-- START OF ITEMS --

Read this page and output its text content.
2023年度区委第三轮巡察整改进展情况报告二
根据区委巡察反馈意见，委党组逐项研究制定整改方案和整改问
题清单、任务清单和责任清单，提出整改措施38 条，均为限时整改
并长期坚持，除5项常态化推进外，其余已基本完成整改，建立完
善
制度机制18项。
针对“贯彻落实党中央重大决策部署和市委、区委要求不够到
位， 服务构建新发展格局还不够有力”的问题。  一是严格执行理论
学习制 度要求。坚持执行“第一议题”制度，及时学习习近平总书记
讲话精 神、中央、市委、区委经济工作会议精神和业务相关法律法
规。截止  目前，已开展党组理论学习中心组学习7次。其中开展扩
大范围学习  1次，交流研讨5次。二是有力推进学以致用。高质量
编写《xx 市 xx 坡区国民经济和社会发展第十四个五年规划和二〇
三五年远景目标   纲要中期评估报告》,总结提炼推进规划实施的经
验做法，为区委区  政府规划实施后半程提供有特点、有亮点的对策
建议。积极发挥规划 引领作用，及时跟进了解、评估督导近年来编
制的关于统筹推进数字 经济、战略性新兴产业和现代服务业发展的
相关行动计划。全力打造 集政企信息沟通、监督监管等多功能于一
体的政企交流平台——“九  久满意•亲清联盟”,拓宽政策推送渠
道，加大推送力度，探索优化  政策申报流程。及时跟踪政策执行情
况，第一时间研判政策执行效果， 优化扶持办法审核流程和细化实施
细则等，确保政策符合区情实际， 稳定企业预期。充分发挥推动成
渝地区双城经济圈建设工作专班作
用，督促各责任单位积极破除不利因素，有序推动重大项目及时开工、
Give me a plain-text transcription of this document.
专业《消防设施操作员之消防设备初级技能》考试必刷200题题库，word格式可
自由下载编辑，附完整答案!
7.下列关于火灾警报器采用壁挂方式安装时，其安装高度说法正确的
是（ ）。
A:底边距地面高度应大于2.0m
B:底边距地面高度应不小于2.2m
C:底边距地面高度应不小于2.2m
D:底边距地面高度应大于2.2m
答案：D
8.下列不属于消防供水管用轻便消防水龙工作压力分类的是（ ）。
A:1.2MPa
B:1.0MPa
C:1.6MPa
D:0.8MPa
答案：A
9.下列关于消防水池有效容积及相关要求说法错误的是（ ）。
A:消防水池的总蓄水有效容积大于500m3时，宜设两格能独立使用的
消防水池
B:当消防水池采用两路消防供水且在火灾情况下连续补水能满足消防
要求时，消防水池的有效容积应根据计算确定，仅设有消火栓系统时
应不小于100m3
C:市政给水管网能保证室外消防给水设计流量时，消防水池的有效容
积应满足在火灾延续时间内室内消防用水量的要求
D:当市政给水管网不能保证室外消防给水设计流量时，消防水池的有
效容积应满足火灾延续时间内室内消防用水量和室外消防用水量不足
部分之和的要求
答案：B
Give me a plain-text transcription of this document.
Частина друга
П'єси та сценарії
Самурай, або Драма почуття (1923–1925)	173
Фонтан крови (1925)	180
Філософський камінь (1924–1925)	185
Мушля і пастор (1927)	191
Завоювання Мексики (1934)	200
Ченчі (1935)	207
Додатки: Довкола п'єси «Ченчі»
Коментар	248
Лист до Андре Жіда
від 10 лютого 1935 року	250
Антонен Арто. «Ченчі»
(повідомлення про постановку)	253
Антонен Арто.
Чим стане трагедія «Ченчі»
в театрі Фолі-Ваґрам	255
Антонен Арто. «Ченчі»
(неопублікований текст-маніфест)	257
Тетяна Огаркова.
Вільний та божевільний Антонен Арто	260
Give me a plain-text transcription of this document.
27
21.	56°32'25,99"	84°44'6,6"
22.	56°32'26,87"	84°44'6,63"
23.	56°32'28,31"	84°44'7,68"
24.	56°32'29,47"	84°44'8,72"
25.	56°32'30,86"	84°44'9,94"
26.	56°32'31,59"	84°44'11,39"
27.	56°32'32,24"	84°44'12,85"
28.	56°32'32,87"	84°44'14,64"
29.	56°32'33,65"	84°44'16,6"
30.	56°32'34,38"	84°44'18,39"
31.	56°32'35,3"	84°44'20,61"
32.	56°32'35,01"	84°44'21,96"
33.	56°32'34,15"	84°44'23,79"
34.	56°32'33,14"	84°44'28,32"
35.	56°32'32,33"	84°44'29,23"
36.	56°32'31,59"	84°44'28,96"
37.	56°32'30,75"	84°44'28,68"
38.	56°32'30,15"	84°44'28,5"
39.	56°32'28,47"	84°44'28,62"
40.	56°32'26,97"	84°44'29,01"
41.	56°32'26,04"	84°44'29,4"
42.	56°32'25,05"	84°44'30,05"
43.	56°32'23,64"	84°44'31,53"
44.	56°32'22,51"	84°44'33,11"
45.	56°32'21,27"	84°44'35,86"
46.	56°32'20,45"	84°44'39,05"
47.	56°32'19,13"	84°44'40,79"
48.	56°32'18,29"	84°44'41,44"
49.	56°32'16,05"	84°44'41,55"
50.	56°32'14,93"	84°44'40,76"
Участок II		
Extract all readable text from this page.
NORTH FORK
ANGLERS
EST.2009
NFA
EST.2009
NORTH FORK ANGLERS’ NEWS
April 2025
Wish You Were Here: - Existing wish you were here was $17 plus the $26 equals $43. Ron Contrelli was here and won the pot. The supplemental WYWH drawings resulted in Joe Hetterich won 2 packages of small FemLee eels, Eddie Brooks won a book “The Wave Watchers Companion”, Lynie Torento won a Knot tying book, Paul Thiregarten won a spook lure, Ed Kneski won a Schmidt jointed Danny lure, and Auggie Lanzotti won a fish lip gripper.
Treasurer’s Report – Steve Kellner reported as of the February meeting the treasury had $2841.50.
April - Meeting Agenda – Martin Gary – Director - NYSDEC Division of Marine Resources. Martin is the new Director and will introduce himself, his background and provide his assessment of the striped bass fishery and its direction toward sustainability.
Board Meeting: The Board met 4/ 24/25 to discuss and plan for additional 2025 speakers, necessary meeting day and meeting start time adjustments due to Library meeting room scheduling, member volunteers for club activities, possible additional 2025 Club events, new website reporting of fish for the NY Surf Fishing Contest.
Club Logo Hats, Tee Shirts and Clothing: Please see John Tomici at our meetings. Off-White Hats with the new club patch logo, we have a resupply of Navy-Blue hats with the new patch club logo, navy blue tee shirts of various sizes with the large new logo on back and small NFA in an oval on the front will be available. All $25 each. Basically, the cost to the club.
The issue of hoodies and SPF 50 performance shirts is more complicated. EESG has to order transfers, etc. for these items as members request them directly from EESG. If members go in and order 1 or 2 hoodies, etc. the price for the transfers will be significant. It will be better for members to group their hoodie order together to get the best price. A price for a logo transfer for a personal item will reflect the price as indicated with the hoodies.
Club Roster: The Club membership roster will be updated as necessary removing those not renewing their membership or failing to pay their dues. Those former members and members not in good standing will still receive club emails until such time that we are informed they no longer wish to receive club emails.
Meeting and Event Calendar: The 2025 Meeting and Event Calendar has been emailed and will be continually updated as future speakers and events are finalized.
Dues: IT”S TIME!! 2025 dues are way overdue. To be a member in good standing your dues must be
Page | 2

-- END OF ITEMS --

The records above should be repeated in full, exactly as given.

Read this page and output its text content.
2023年度区委第三轮巡察整改进展情况报告二
根据区委巡察反馈意见，委党组逐项研究制定整改方案和整改问
题清单、任务清单和责任清单，提出整改措施38 条，均为限时整改
并长期坚持，除5项常态化推进外，其余已基本完成整改，建立完
善
制度机制18项。
针对“贯彻落实党中央重大决策部署和市委、区委要求不够到
位， 服务构建新发展格局还不够有力”的问题。  一是严格执行理论
学习制 度要求。坚持执行“第一议题”制度，及时学习习近平总书记
讲话精 神、中央、市委、区委经济工作会议精神和业务相关法律法
规。截止  目前，已开展党组理论学习中心组学习7次。其中开展扩
大范围学习  1次，交流研讨5次。二是有力推进学以致用。高质量
编写《xx 市 xx 坡区国民经济和社会发展第十四个五年规划和二〇
三五年远景目标   纲要中期评估报告》,总结提炼推进规划实施的经
验做法，为区委区  政府规划实施后半程提供有特点、有亮点的对策
建议。积极发挥规划 引领作用，及时跟进了解、评估督导近年来编
制的关于统筹推进数字 经济、战略性新兴产业和现代服务业发展的
相关行动计划。全力打造 集政企信息沟通、监督监管等多功能于一
体的政企交流平台——“九  久满意•亲清联盟”,拓宽政策推送渠
道，加大推送力度，探索优化  政策申报流程。及时跟踪政策执行情
况，第一时间研判政策执行效果， 优化扶持办法审核流程和细化实施
细则等，确保政策符合区情实际， 稳定企业预期。充分发挥推动成
渝地区双城经济圈建设工作专班作
用，督促各责任单位积极破除不利因素，有序推动重大项目及时开工、
Give me a plain-text transcription of this document.
专业《消防设施操作员之消防设备初级技能》考试必刷200题题库，word格式可
自由下载编辑，附完整答案!
7.下列关于火灾警报器采用壁挂方式安装时，其安装高度说法正确的
是（ ）。
A:底边距地面高度应大于2.0m
B:底边距地面高度应不小于2.2m
C:底边距地面高度应不小于2.2m
D:底边距地面高度应大于2.2m
答案：D
8.下列不属于消防供水管用轻便消防水龙工作压力分类的是（ ）。
A:1.2MPa
B:1.0MPa
C:1.6MPa
D:0.8MPa
答案：A
9.下列关于消防水池有效容积及相关要求说法错误的是（ ）。
A:消防水池的总蓄水有效容积大于500m3时，宜设两格能独立使用的
消防水池
B:当消防水池采用两路消防供水且在火灾情况下连续补水能满足消防
要求时，消防水池的有效容积应根据计算确定，仅设有消火栓系统时
应不小于100m3
C:市政给水管网能保证室外消防给水设计流量时，消防水池的有效容
积应满足在火灾延续时间内室内消防用水量的要求
D:当市政给水管网不能保证室外消防给水设计流量时，消防水池的有
效容积应满足火灾延续时间内室内消防用水量和室外消防用水量不足
部分之和的要求
答案：B
Give me a plain-text transcription of this document.
Частина друга
П'єси та сценарії
Самурай, або Драма почуття (1923–1925)	173
Фонтан крови (1925)	180
Філософський камінь (1924–1925)	185
Мушля і пастор (1927)	191
Завоювання Мексики (1934)	200
Ченчі (1935)	207
Додатки: Довкола п'єси «Ченчі»
Коментар	248
Лист до Андре Жіда
від 10 лютого 1935 року	250
Антонен Арто. «Ченчі»
(повідомлення про постановку)	253
Антонен Арто.
Чим стане трагедія «Ченчі»
в театрі Фолі-Ваґрам	255
Антонен Арто. «Ченчі»
(неопублікований текст-маніфест)	257
Тетяна Огаркова.
Вільний та божевільний Антонен Арто	260
Give me a plain-text transcription of this document.
27
21.	56°32'25,99"	84°44'6,6"
22.	56°32'26,87"	84°44'6,63"
23.	56°32'28,31"	84°44'7,68"
24.	56°32'29,47"	84°44'8,72"
25.	56°32'30,86"	84°44'9,94"
26.	56°32'31,59"	84°44'11,39"
27.	56°32'32,24"	84°44'12,85"
28.	56°32'32,87"	84°44'14,64"
29.	56°32'33,65"	84°44'16,6"
30.	56°32'34,38"	84°44'18,39"
31.	56°32'35,3"	84°44'20,61"
32.	56°32'35,01"	84°44'21,96"
33.	56°32'34,15"	84°44'23,79"
34.	56°32'33,14"	84°44'28,32"
35.	56°32'32,33"	84°44'29,23"
36.	56°32'31,59"	84°44'28,96"
37.	56°32'30,75"	84°44'28,68"
38.	56°32'30,15"	84°44'28,5"
39.	56°32'28,47"	84°44'28,62"
40.	56°32'26,97"	84°44'29,01"
41.	56°32'26,04"	84°44'29,4"
42.	56°32'25,05"	84°44'30,05"
43.	56°32'23,64"	84°44'31,53"
44.	56°32'22,51"	84°44'33,11"
45.	56°32'21,27"	84°44'35,86"
46.	56°32'20,45"	84°44'39,05"
47.	56°32'19,13"	84°44'40,79"
48.	56°32'18,29"	84°44'41,44"
49.	56°32'16,05"	84°44'41,55"
50.	56°32'14,93"	84°44'40,76"
Участок II		
Extract all readable text from this page.
NORTH FORK
ANGLERS
EST.2009
NFA
EST.2009
NORTH FORK ANGLERS’ NEWS
April 2025
Wish You Were Here: - Existing wish you were here was $17 plus the $26 equals $43. Ron Contrelli was here and won the pot. The supplemental WYWH drawings resulted in Joe Hetterich won 2 packages of small FemLee eels, Eddie Brooks won a book “The Wave Watchers Companion”, Lynie Torento won a Knot tying book, Paul Thiregarten won a spook lure, Ed Kneski won a Schmidt jointed Danny lure, and Auggie Lanzotti won a fish lip gripper.
Treasurer’s Report – Steve Kellner reported as of the February meeting the treasury had $2841.50.
April - Meeting Agenda – Martin Gary – Director - NYSDEC Division of Marine Resources. Martin is the new Director and will introduce himself, his background and provide his assessment of the striped bass fishery and its direction toward sustainability.
Board Meeting: The Board met 4/ 24/25 to discuss and plan for additional 2025 speakers, necessary meeting day and meeting start time adjustments due to Library meeting room scheduling, member volunteers for club activities, possible additional 2025 Club events, new website reporting of fish for the NY Surf Fishing Contest.
Club Logo Hats, Tee Shirts and Clothing: Please see John Tomici at our meetings. Off-White Hats with the new club patch logo, we have a resupply of Navy-Blue hats with the new patch club logo, navy blue tee shirts of various sizes with the large new logo on back and small NFA in an oval on the front will be available. All $25 each. Basically, the cost to the club.
The issue of hoodies and SPF 50 performance shirts is more complicated. EESG has to order transfers, etc. for these items as members request them directly from EESG. If members go in and order 1 or 2 hoodies, etc. the price for the transfers will be significant. It will be better for members to group their hoodie order together to get the best price. A price for a logo transfer for a personal item will reflect the price as indicated with the hoodies.
Club Roster: The Club membership roster will be updated as necessary removing those not renewing their membership or failing to pay their dues. Those former members and members not in good standing will still receive club emails until such time that we are informed they no longer wish to receive club emails.
Meeting and Event Calendar: The 2025 Meeting and Event Calendar has been emailed and will be continually updated as future speakers and events are finalized.
Dues: IT”S TIME!! 2025 dues are way overdue. To be a member in good standing your dues must be
Page | 2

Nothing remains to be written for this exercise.